** TO BE DONE **
Leave out the pictures; transcribe all else exactly.

• • • •

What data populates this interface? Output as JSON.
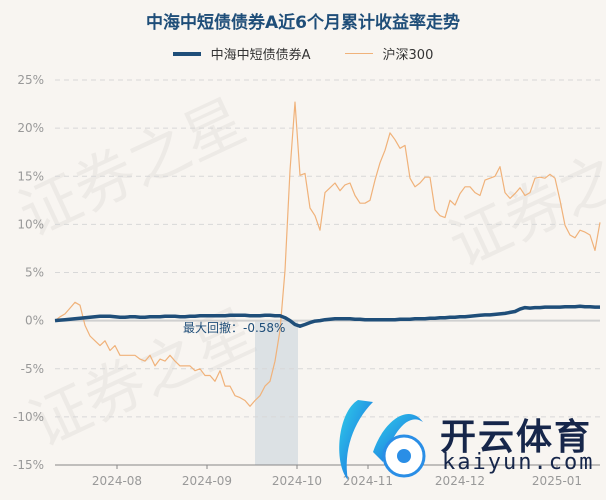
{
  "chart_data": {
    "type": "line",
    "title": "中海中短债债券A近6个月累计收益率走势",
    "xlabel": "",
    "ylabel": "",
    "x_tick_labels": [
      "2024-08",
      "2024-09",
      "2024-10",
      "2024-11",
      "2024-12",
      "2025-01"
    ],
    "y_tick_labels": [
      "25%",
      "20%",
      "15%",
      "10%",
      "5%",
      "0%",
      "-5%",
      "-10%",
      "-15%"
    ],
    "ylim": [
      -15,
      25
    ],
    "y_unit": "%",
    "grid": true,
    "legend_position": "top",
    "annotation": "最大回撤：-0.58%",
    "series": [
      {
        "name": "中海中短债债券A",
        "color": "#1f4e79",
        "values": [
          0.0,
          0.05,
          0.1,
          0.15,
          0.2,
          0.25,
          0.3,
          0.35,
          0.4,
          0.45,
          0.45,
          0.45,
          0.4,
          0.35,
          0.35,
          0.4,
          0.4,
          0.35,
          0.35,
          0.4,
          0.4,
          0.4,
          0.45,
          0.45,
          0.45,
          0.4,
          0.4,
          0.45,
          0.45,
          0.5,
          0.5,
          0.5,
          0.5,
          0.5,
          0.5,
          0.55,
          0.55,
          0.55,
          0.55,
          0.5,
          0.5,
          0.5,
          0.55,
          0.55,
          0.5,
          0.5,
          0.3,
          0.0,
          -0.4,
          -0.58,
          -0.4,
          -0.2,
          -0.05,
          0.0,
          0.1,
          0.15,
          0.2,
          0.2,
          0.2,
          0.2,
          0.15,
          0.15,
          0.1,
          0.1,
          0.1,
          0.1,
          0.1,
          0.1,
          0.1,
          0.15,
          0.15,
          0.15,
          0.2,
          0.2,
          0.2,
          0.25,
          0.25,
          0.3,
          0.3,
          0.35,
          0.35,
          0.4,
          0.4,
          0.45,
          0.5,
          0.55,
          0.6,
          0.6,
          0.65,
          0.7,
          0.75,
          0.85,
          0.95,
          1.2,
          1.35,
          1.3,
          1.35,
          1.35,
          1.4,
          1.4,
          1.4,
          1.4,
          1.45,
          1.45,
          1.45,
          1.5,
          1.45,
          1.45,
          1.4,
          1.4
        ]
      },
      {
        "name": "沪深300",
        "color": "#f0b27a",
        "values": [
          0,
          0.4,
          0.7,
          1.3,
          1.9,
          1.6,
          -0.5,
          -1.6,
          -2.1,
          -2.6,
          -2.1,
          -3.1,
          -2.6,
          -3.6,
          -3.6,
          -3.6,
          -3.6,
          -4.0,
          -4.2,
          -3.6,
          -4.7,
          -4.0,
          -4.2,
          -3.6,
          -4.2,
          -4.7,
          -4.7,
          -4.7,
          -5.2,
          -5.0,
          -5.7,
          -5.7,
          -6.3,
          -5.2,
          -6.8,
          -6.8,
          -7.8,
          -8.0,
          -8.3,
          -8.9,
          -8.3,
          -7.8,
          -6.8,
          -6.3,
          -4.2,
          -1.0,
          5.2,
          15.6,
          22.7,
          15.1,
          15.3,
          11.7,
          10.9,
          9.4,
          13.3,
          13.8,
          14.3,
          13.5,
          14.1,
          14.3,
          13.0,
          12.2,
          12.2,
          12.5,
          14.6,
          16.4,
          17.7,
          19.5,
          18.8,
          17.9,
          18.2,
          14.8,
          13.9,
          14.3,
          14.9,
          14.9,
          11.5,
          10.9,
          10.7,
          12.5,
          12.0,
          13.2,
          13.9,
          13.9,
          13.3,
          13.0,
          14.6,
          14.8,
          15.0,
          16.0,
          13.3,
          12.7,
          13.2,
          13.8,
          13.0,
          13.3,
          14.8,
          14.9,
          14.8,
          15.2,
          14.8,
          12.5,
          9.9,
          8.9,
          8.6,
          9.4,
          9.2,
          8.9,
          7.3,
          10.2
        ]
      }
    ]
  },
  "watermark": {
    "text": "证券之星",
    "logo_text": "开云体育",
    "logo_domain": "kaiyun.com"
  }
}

• • • •

** EXERCISE OUTPUT **
What data populates this interface? Output as JSON.
{
  "chart_data": {
    "type": "line",
    "title": "中海中短债债券A近6个月累计收益率走势",
    "xlabel": "",
    "ylabel": "",
    "x_tick_labels": [
      "2024-08",
      "2024-09",
      "2024-10",
      "2024-11",
      "2024-12",
      "2025-01"
    ],
    "y_tick_labels": [
      "25%",
      "20%",
      "15%",
      "10%",
      "5%",
      "0%",
      "-5%",
      "-10%",
      "-15%"
    ],
    "ylim": [
      -15,
      25
    ],
    "y_unit": "%",
    "grid": true,
    "legend_position": "top",
    "annotation": "最大回撤：-0.58%",
    "series": [
      {
        "name": "中海中短债债券A",
        "color": "#1f4e79",
        "values": [
          0.0,
          0.05,
          0.1,
          0.15,
          0.2,
          0.25,
          0.3,
          0.35,
          0.4,
          0.45,
          0.45,
          0.45,
          0.4,
          0.35,
          0.35,
          0.4,
          0.4,
          0.35,
          0.35,
          0.4,
          0.4,
          0.4,
          0.45,
          0.45,
          0.45,
          0.4,
          0.4,
          0.45,
          0.45,
          0.5,
          0.5,
          0.5,
          0.5,
          0.5,
          0.5,
          0.55,
          0.55,
          0.55,
          0.55,
          0.5,
          0.5,
          0.5,
          0.55,
          0.55,
          0.5,
          0.5,
          0.3,
          0.0,
          -0.4,
          -0.58,
          -0.4,
          -0.2,
          -0.05,
          0.0,
          0.1,
          0.15,
          0.2,
          0.2,
          0.2,
          0.2,
          0.15,
          0.15,
          0.1,
          0.1,
          0.1,
          0.1,
          0.1,
          0.1,
          0.1,
          0.15,
          0.15,
          0.15,
          0.2,
          0.2,
          0.2,
          0.25,
          0.25,
          0.3,
          0.3,
          0.35,
          0.35,
          0.4,
          0.4,
          0.45,
          0.5,
          0.55,
          0.6,
          0.6,
          0.65,
          0.7,
          0.75,
          0.85,
          0.95,
          1.2,
          1.35,
          1.3,
          1.35,
          1.35,
          1.4,
          1.4,
          1.4,
          1.4,
          1.45,
          1.45,
          1.45,
          1.5,
          1.45,
          1.45,
          1.4,
          1.4
        ]
      },
      {
        "name": "沪深300",
        "color": "#f0b27a",
        "values": [
          0,
          0.4,
          0.7,
          1.3,
          1.9,
          1.6,
          -0.5,
          -1.6,
          -2.1,
          -2.6,
          -2.1,
          -3.1,
          -2.6,
          -3.6,
          -3.6,
          -3.6,
          -3.6,
          -4.0,
          -4.2,
          -3.6,
          -4.7,
          -4.0,
          -4.2,
          -3.6,
          -4.2,
          -4.7,
          -4.7,
          -4.7,
          -5.2,
          -5.0,
          -5.7,
          -5.7,
          -6.3,
          -5.2,
          -6.8,
          -6.8,
          -7.8,
          -8.0,
          -8.3,
          -8.9,
          -8.3,
          -7.8,
          -6.8,
          -6.3,
          -4.2,
          -1.0,
          5.2,
          15.6,
          22.7,
          15.1,
          15.3,
          11.7,
          10.9,
          9.4,
          13.3,
          13.8,
          14.3,
          13.5,
          14.1,
          14.3,
          13.0,
          12.2,
          12.2,
          12.5,
          14.6,
          16.4,
          17.7,
          19.5,
          18.8,
          17.9,
          18.2,
          14.8,
          13.9,
          14.3,
          14.9,
          14.9,
          11.5,
          10.9,
          10.7,
          12.5,
          12.0,
          13.2,
          13.9,
          13.9,
          13.3,
          13.0,
          14.6,
          14.8,
          15.0,
          16.0,
          13.3,
          12.7,
          13.2,
          13.8,
          13.0,
          13.3,
          14.8,
          14.9,
          14.8,
          15.2,
          14.8,
          12.5,
          9.9,
          8.9,
          8.6,
          9.4,
          9.2,
          8.9,
          7.3,
          10.2
        ]
      }
    ]
  },
  "watermark": {
    "text": "证券之星",
    "logo_text": "开云体育",
    "logo_domain": "kaiyun.com"
  }
}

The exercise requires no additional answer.